**REQUIRED WORK**
Give back the full listing verbatim, apart from its images.

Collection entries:

+ + + +

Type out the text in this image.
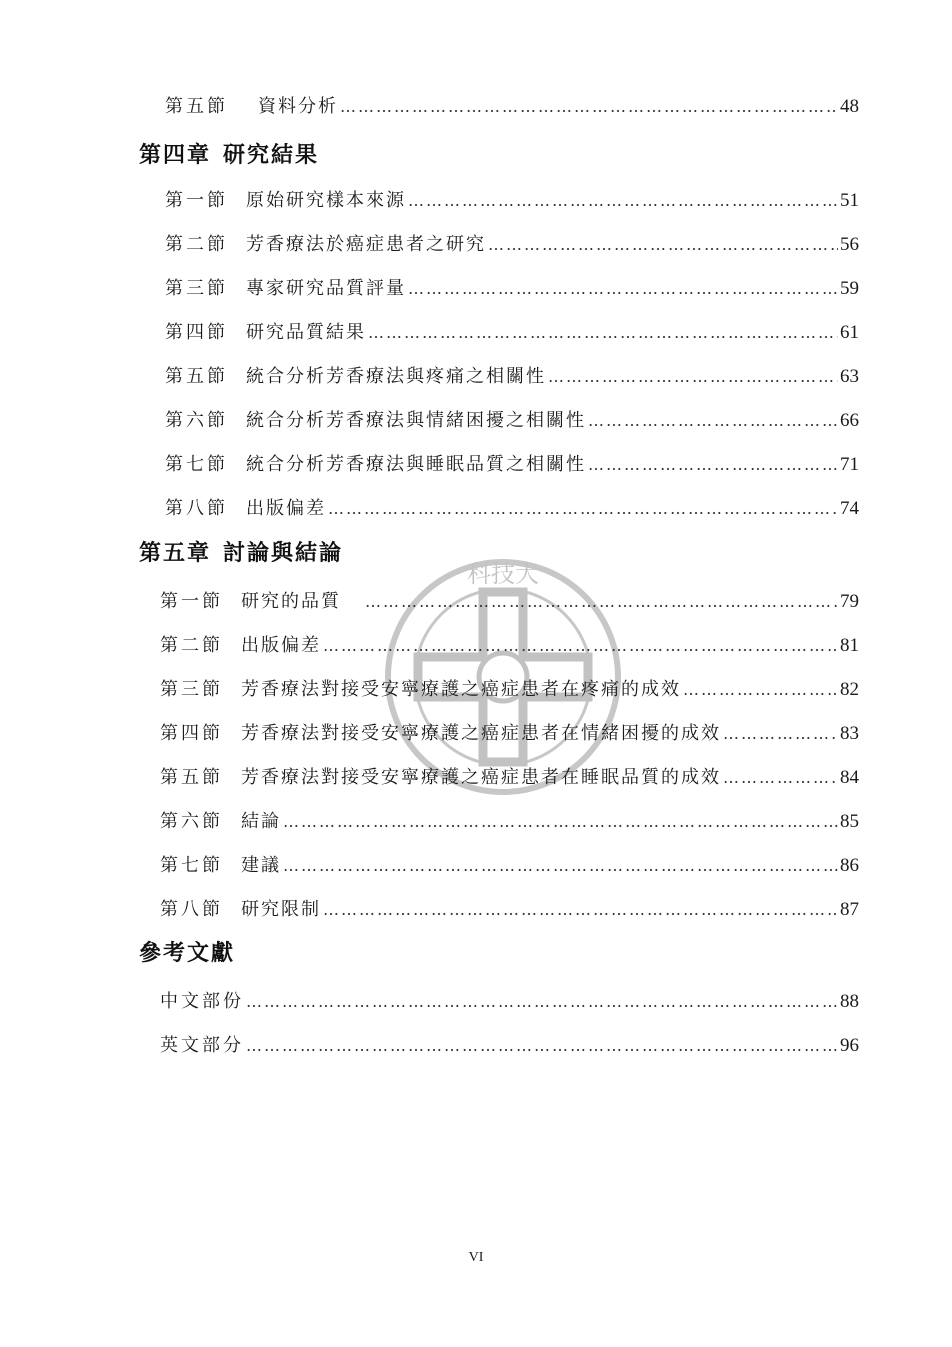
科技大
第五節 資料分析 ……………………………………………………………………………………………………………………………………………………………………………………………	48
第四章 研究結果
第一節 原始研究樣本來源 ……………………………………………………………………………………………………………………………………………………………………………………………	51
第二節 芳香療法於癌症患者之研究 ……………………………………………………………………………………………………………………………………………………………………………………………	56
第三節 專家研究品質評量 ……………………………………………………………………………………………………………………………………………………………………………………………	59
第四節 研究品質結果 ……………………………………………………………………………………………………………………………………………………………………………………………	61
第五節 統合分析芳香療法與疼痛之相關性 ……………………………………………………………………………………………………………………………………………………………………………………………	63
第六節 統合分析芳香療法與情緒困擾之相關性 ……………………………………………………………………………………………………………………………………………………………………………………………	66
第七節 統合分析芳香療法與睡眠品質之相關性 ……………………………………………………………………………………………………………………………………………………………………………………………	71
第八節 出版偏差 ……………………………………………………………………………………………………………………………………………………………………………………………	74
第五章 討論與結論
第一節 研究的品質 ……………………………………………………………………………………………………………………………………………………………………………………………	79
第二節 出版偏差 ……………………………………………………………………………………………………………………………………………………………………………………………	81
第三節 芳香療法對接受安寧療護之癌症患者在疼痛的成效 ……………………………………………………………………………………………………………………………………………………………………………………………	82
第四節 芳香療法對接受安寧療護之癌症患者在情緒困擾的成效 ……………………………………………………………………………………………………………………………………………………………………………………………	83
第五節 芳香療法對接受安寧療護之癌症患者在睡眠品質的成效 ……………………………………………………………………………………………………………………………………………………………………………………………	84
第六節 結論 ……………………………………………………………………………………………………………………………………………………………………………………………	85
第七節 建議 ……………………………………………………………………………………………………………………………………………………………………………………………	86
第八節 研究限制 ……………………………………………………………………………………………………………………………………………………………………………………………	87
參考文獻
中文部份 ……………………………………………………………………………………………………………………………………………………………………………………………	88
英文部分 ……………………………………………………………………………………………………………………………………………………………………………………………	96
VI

+ + + +

**TASK ANSWER**
Type out the text in this image.
科技大
第五節 資料分析 ……………………………………………………………………………………………………………………………………………………………………………………………	48
第四章 研究結果
第一節 原始研究樣本來源 ……………………………………………………………………………………………………………………………………………………………………………………………	51
第二節 芳香療法於癌症患者之研究 ……………………………………………………………………………………………………………………………………………………………………………………………	56
第三節 專家研究品質評量 ……………………………………………………………………………………………………………………………………………………………………………………………	59
第四節 研究品質結果 ……………………………………………………………………………………………………………………………………………………………………………………………	61
第五節 統合分析芳香療法與疼痛之相關性 ……………………………………………………………………………………………………………………………………………………………………………………………	63
第六節 統合分析芳香療法與情緒困擾之相關性 ……………………………………………………………………………………………………………………………………………………………………………………………	66
第七節 統合分析芳香療法與睡眠品質之相關性 ……………………………………………………………………………………………………………………………………………………………………………………………	71
第八節 出版偏差 ……………………………………………………………………………………………………………………………………………………………………………………………	74
第五章 討論與結論
第一節 研究的品質 ……………………………………………………………………………………………………………………………………………………………………………………………	79
第二節 出版偏差 ……………………………………………………………………………………………………………………………………………………………………………………………	81
第三節 芳香療法對接受安寧療護之癌症患者在疼痛的成效 ……………………………………………………………………………………………………………………………………………………………………………………………	82
第四節 芳香療法對接受安寧療護之癌症患者在情緒困擾的成效 ……………………………………………………………………………………………………………………………………………………………………………………………	83
第五節 芳香療法對接受安寧療護之癌症患者在睡眠品質的成效 ……………………………………………………………………………………………………………………………………………………………………………………………	84
第六節 結論 ……………………………………………………………………………………………………………………………………………………………………………………………	85
第七節 建議 ……………………………………………………………………………………………………………………………………………………………………………………………	86
第八節 研究限制 ……………………………………………………………………………………………………………………………………………………………………………………………	87
參考文獻
中文部份 ……………………………………………………………………………………………………………………………………………………………………………………………	88
英文部分 ……………………………………………………………………………………………………………………………………………………………………………………………	96
VI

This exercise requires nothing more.